▶

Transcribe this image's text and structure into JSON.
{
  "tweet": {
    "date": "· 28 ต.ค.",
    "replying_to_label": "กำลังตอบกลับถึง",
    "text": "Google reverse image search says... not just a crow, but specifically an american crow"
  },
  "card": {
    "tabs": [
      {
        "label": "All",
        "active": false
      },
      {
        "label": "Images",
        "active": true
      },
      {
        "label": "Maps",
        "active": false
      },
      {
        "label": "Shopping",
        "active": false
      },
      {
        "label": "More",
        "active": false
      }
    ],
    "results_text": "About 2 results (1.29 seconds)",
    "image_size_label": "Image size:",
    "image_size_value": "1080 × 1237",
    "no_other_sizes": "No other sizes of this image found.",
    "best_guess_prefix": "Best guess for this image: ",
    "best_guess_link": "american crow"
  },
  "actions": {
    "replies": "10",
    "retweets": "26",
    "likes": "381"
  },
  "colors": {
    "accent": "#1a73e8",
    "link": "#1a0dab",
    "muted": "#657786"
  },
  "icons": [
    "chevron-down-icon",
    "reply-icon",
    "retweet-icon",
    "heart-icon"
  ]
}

◀

● **WRITTEN INSTRUCTION**
Copy the data above exactly. Every line must be included.

● **FULL ANSWER**
Transcribe this image's text and structure into JSON.
{
  "tweet": {
    "date": "· 28 ต.ค.",
    "replying_to_label": "กำลังตอบกลับถึง",
    "text": "Google reverse image search says... not just a crow, but specifically an american crow"
  },
  "card": {
    "tabs": [
      {
        "label": "All",
        "active": false
      },
      {
        "label": "Images",
        "active": true
      },
      {
        "label": "Maps",
        "active": false
      },
      {
        "label": "Shopping",
        "active": false
      },
      {
        "label": "More",
        "active": false
      }
    ],
    "results_text": "About 2 results (1.29 seconds)",
    "image_size_label": "Image size:",
    "image_size_value": "1080 × 1237",
    "no_other_sizes": "No other sizes of this image found.",
    "best_guess_prefix": "Best guess for this image: ",
    "best_guess_link": "american crow"
  },
  "actions": {
    "replies": "10",
    "retweets": "26",
    "likes": "381"
  },
  "colors": {
    "accent": "#1a73e8",
    "link": "#1a0dab",
    "muted": "#657786"
  },
  "icons": [
    "chevron-down-icon",
    "reply-icon",
    "retweet-icon",
    "heart-icon"
  ]
}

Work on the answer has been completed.